Reproduce the listing below without any change.

(Saved data entries)
____

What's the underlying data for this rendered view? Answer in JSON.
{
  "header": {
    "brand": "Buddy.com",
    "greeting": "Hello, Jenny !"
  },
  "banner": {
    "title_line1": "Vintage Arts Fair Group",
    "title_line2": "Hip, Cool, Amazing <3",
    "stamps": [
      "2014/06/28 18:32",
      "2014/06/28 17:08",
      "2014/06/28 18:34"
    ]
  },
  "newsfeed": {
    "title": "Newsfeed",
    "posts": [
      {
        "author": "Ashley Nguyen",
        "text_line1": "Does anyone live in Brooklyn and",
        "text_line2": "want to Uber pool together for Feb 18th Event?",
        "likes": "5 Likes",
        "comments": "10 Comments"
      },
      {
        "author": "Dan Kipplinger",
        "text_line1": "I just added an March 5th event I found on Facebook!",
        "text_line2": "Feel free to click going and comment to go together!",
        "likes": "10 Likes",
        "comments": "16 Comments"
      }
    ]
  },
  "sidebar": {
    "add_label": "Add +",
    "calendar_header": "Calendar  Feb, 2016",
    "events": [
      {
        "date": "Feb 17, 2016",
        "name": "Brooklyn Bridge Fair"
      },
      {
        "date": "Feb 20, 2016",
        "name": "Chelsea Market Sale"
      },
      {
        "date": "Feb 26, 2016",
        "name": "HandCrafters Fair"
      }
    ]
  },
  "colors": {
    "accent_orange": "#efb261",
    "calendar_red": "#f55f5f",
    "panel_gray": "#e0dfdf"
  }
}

____

_SOLUTION TO THE EXERCISE_
What's the underlying data for this rendered view? Answer in JSON.
{
  "header": {
    "brand": "Buddy.com",
    "greeting": "Hello, Jenny !"
  },
  "banner": {
    "title_line1": "Vintage Arts Fair Group",
    "title_line2": "Hip, Cool, Amazing <3",
    "stamps": [
      "2014/06/28 18:32",
      "2014/06/28 17:08",
      "2014/06/28 18:34"
    ]
  },
  "newsfeed": {
    "title": "Newsfeed",
    "posts": [
      {
        "author": "Ashley Nguyen",
        "text_line1": "Does anyone live in Brooklyn and",
        "text_line2": "want to Uber pool together for Feb 18th Event?",
        "likes": "5 Likes",
        "comments": "10 Comments"
      },
      {
        "author": "Dan Kipplinger",
        "text_line1": "I just added an March 5th event I found on Facebook!",
        "text_line2": "Feel free to click going and comment to go together!",
        "likes": "10 Likes",
        "comments": "16 Comments"
      }
    ]
  },
  "sidebar": {
    "add_label": "Add +",
    "calendar_header": "Calendar  Feb, 2016",
    "events": [
      {
        "date": "Feb 17, 2016",
        "name": "Brooklyn Bridge Fair"
      },
      {
        "date": "Feb 20, 2016",
        "name": "Chelsea Market Sale"
      },
      {
        "date": "Feb 26, 2016",
        "name": "HandCrafters Fair"
      }
    ]
  },
  "colors": {
    "accent_orange": "#efb261",
    "calendar_red": "#f55f5f",
    "panel_gray": "#e0dfdf"
  }
}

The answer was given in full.